WORK INSTRUCTION: Collect all lines below with the string "than".

*** Opening ENTRIES PROVIDED ***

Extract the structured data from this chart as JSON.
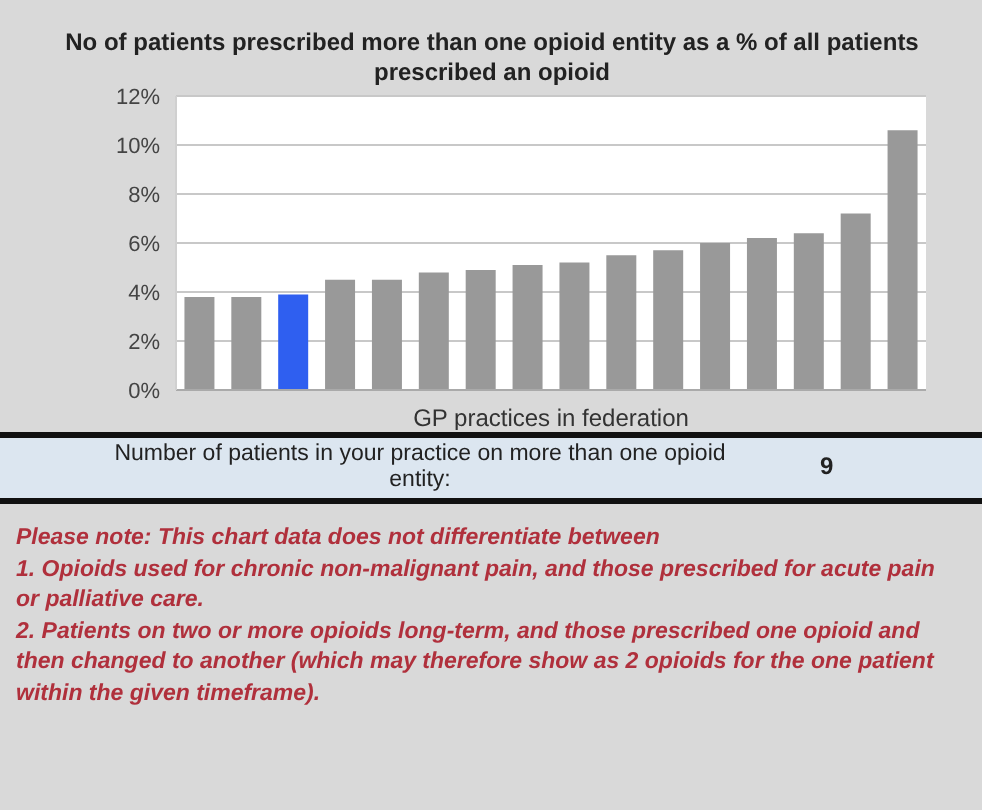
{
  "chart_data": {
    "type": "bar",
    "title": "No of patients prescribed more than one opioid entity as a % of all patients prescribed an opioid",
    "xlabel": "GP practices in federation",
    "categories": [
      null,
      null,
      null,
      null,
      null,
      null,
      null,
      null,
      null,
      null,
      null,
      null,
      null,
      null,
      null,
      null
    ],
    "values": [
      3.8,
      3.8,
      3.9,
      4.5,
      4.5,
      4.8,
      4.9,
      5.1,
      5.2,
      5.5,
      5.7,
      6.0,
      6.2,
      6.4,
      7.2,
      10.6
    ],
    "colors": [
      "#999999",
      "#999999",
      "#2f5ff0",
      "#999999",
      "#999999",
      "#999999",
      "#999999",
      "#999999",
      "#999999",
      "#999999",
      "#999999",
      "#999999",
      "#999999",
      "#999999",
      "#999999",
      "#999999"
    ],
    "ylim": [
      0,
      12
    ],
    "yticks": [
      {
        "value": 0,
        "label": "0%"
      },
      {
        "value": 2,
        "label": "2%"
      },
      {
        "value": 4,
        "label": "4%"
      },
      {
        "value": 6,
        "label": "6%"
      },
      {
        "value": 8,
        "label": "8%"
      },
      {
        "value": 10,
        "label": "10%"
      },
      {
        "value": 12,
        "label": "12%"
      }
    ],
    "grid": "y",
    "annotations": [
      "Number of patients in your practice on more than one opioid entity:",
      "9",
      "Please note: This chart data does not differentiate between",
      "1.  Opioids used for chronic non-malignant pain, and those prescribed for acute pain or palliative care.",
      "2.  Patients on two or more opioids long-term, and those prescribed one opioid and then changed to another (which may therefore show as 2 opioids for the one patient within the given timeframe)."
    ]
  }
}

*** Closing ENTRIES PROVIDED ***

RESPONSE BELOW:
    "title": "No of patients prescribed more than one opioid entity as a % of all patients prescribed an opioid",
      "Number of patients in your practice on more than one opioid entity:",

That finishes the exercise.